## Explore the material
a. Copy out part of the letter on pooled SARS-CoV-2 testing, starting at the words "We read the" and ending after "is thus 2n.".
b. In the letter on pooled SARS-CoV-2 testing, what is the minimum number of tests for a group of 100 people when the observed infection rate is 0.01?
c. Continue the letter on pooled SARS-CoV-2 testing from the point where it ends.

We read the above article ^{Reference Sunjaya and Sunjaya1} with great interest and would like to add a key point on the “optimal” pool size n in detecting severe acute respiratory syndrome coronavirus 2 (SARS-CoV-2). The maximum pooled size can be up to 64, as reported. ^{Reference Sunjaya and Sunjaya1} For an observed population infection rate θ tested earlier, testing a group size of m people waiting to be tested, with m = 1/θ, is likely to have 1 positive detection result. The total number of tests L for this group of m people with a pooled size n can then be expressed by 2 terms:

• The number of tests with samples pooled m/n, and

• The additional tests n required on the pool having a positive detection.

  (1) $L = m/n + n $

The minimum value of L can be found by differentiating L w.r.t. n and setting dL/dn = 0, yielding n = m ^1/2. The minimum value of L is thus 2n.

Thus, for an observed infection rate of θ = 0.01, m = 100. If people to be tested are divided into groups of 100, the optimal pooled size $$n = \sqrt {100} $$ or 10. The minimum value of L is only 20, instead of doing 100 tests for all individual samples.

## Data for analysis
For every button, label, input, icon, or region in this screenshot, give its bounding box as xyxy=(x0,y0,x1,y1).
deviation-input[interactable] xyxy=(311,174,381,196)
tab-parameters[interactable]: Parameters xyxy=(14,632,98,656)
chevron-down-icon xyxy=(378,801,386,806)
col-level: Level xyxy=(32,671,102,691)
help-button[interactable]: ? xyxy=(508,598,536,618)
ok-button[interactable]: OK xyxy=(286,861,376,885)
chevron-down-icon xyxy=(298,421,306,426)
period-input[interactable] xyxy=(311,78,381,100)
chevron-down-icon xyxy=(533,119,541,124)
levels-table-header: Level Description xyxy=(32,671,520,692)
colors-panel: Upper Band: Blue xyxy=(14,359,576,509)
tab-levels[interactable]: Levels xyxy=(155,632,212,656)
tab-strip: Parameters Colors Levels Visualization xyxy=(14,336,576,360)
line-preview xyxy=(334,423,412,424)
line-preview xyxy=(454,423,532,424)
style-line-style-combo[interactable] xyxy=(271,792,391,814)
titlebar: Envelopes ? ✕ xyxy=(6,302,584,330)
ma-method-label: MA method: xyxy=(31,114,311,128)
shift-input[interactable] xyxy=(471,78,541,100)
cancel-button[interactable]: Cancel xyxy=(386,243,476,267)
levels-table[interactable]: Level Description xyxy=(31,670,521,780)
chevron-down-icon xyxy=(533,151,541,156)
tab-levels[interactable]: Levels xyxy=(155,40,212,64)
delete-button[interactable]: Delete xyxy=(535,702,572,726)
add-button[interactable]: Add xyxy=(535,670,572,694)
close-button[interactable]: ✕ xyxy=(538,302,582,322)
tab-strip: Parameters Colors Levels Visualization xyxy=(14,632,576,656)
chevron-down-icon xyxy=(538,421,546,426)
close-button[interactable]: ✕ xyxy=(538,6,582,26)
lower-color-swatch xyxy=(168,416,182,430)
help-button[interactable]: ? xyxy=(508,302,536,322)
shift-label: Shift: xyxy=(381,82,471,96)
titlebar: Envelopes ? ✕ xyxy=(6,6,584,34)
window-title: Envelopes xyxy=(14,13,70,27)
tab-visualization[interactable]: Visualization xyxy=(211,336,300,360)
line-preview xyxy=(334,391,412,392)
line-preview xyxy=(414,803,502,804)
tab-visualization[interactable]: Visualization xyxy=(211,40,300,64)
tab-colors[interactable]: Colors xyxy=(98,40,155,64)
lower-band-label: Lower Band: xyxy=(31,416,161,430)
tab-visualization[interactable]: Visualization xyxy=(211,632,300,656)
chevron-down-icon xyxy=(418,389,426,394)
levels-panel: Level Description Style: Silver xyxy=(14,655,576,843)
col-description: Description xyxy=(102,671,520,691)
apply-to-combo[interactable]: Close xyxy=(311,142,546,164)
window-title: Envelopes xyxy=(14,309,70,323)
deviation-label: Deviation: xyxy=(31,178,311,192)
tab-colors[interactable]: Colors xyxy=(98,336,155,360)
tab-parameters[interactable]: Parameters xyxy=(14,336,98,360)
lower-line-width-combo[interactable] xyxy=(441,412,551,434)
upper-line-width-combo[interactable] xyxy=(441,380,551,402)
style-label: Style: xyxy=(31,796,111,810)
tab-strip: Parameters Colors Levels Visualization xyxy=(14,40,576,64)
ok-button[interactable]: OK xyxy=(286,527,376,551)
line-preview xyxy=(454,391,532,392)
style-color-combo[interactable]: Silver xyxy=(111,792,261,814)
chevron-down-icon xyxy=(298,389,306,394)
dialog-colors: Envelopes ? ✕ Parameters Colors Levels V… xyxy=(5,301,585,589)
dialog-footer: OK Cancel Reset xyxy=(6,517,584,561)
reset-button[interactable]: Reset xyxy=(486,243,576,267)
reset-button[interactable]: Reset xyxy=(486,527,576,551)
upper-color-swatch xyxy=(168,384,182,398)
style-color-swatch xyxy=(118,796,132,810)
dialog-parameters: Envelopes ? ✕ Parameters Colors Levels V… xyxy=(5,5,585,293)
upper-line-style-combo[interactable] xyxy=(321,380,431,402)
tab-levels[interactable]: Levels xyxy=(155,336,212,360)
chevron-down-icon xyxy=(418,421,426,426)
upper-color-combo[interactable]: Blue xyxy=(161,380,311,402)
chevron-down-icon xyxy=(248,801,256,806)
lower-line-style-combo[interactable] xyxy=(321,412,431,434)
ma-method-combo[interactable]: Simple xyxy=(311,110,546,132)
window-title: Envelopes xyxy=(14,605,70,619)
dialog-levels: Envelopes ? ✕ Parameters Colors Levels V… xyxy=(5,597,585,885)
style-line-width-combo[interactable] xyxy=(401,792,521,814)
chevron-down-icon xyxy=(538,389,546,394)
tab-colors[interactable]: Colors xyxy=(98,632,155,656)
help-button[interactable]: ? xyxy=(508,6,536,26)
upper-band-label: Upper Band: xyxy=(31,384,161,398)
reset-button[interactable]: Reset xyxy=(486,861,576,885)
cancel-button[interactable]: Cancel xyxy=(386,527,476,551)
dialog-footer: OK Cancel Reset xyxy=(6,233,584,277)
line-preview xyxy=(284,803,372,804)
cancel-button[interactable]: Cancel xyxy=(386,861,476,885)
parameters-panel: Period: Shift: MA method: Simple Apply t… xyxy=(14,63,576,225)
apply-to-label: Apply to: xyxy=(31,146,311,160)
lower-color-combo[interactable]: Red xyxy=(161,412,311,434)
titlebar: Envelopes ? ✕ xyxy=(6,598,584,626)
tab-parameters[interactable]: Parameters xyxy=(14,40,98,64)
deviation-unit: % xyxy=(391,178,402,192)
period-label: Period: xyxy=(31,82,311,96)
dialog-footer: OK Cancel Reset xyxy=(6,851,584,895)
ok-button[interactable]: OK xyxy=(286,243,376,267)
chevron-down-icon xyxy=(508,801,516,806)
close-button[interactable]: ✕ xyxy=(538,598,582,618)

## Answers to the problems
a.
We read the above article ^{Reference Sunjaya and Sunjaya1} with great interest and would like to add a key point on the “optimal” pool size n in detecting severe acute respiratory syndrome coronavirus 2 (SARS-CoV-2). The maximum pooled size can be up to 64, as reported. ^{Reference Sunjaya and Sunjaya1} For an observed population infection rate θ tested earlier, testing a group size of m people waiting to be tested, with m = 1/θ, is likely to have 1 positive detection result. The total number of tests L for this group of m people with a pooled size n can then be expressed by 2 terms:

• The number of tests with samples pooled m/n, and

• The additional tests n required on the pool having a positive detection.

  (1) $L = m/n + n $

The minimum value of L can be found by differentiating L w.r.t. n and setting dL/dn = 0, yielding n = m ^1/2. The minimum value of L is thus 2n.

b. 20 tests

c.
For a large population, people can be grouped with pool size n given by n = m ^1/2 = (1/θ)^1/2 or the nearest integer. Of course, the value of n has to be viable in terms of the detection tests. As the maximum value of pooled size ^{Reference Sunjaya and Sunjaya1} can be 64, m can be 4096. The minimum value of L is only 128 tests, instead of doing 4096 tests.

This gives an effective way to apply pooling tests with the pooled size determined by an earlier detection rate. Reducing the number of tests would use a smaller number of test kits and test a large number of people faster. This is important when the tests are a mandatory arrangement with the testing fee ^{Reference Cheung2} paid by the government.